** Begin Stored records **

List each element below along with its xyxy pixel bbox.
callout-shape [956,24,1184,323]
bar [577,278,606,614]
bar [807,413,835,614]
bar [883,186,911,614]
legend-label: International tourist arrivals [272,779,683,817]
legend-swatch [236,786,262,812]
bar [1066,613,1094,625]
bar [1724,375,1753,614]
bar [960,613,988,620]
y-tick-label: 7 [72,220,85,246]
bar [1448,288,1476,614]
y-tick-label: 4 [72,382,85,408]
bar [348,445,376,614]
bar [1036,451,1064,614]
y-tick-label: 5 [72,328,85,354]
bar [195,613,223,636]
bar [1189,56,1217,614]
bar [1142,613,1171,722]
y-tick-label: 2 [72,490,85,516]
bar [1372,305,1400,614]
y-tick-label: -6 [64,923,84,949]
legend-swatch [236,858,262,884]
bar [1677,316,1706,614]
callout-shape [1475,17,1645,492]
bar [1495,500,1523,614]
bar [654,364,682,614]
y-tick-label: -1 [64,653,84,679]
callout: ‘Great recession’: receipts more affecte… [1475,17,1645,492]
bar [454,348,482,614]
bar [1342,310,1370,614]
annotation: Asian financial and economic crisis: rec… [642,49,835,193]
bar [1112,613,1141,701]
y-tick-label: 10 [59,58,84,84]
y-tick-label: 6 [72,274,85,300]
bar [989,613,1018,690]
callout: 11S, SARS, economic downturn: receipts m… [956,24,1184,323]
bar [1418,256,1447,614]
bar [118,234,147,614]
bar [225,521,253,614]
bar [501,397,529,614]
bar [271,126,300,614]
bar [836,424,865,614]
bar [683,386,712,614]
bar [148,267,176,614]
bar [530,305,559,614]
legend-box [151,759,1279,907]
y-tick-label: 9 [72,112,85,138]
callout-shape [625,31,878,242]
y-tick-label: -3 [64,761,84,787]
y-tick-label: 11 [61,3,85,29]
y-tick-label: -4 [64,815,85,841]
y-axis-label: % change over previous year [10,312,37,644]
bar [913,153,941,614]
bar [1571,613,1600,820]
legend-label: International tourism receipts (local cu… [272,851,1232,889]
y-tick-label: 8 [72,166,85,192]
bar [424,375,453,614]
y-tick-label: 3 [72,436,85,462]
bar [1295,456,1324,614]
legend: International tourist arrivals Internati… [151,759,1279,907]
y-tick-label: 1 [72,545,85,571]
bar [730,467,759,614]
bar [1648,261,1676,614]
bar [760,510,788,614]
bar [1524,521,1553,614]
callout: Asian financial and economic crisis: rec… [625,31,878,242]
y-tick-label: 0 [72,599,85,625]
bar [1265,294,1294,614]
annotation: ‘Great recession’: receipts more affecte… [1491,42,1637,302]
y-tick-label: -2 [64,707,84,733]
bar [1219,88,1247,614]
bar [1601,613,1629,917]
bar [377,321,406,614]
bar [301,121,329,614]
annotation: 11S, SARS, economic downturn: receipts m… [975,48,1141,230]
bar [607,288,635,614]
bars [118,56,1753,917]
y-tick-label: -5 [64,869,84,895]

** End Stored records **

Echo the rows above character for character, from the first row through the line containing "bar [1724,375,1753,614]", inclusive.

▶ _Result of the exercise_
List each element below along with its xyxy pixel bbox.
callout-shape [956,24,1184,323]
bar [577,278,606,614]
bar [807,413,835,614]
bar [883,186,911,614]
legend-label: International tourist arrivals [272,779,683,817]
legend-swatch [236,786,262,812]
bar [1066,613,1094,625]
bar [1724,375,1753,614]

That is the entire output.